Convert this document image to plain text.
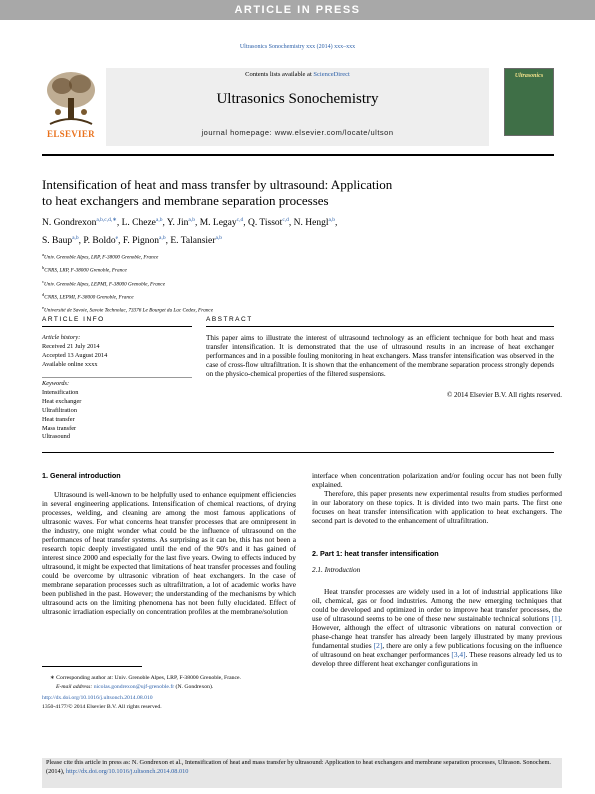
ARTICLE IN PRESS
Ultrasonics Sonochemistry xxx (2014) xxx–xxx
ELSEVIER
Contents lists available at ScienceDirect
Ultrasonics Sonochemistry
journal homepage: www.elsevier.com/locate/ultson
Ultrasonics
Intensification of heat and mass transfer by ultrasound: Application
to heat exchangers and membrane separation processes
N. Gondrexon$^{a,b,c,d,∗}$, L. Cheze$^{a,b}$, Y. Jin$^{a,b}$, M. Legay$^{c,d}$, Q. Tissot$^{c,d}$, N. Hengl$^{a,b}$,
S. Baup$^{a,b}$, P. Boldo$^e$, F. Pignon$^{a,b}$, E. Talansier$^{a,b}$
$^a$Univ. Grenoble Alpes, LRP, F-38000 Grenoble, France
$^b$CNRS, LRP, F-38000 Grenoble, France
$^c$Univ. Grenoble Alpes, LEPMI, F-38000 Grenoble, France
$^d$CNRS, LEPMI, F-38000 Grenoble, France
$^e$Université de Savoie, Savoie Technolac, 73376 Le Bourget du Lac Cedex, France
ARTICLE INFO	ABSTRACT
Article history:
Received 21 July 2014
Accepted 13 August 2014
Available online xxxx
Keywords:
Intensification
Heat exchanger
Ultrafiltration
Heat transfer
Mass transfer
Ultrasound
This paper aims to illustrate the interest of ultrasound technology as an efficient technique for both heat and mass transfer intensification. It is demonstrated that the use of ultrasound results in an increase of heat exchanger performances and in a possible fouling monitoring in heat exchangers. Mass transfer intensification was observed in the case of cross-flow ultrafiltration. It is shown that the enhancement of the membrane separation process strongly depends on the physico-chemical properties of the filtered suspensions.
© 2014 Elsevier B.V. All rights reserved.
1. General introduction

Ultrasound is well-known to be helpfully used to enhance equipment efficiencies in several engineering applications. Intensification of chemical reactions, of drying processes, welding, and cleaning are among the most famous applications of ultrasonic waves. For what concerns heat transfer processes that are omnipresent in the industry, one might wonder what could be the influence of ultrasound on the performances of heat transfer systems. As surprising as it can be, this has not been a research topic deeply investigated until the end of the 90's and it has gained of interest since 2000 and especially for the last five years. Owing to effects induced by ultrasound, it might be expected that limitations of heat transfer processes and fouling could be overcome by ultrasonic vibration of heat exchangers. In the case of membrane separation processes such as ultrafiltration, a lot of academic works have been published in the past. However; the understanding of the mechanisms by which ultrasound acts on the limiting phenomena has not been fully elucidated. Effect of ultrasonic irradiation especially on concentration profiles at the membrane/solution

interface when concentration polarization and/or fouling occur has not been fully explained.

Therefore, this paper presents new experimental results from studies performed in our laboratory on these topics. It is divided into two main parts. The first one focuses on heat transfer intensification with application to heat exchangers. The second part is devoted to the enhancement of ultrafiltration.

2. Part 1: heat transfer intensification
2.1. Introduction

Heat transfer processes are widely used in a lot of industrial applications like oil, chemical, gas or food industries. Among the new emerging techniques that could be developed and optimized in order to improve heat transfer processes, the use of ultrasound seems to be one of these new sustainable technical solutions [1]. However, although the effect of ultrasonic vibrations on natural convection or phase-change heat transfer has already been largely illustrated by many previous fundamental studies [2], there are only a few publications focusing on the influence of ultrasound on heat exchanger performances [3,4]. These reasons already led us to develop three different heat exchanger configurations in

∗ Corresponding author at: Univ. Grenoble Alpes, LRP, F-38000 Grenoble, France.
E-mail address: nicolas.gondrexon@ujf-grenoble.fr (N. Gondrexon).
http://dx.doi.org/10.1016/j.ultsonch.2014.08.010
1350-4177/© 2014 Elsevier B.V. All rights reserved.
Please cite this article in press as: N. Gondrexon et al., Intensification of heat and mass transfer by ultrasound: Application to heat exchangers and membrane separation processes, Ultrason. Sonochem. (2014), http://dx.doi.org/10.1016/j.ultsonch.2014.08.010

*****

» Given problem: Tally up the lines holding the string "influence" in this listing, and report the total alone.

» Completed exercise: 2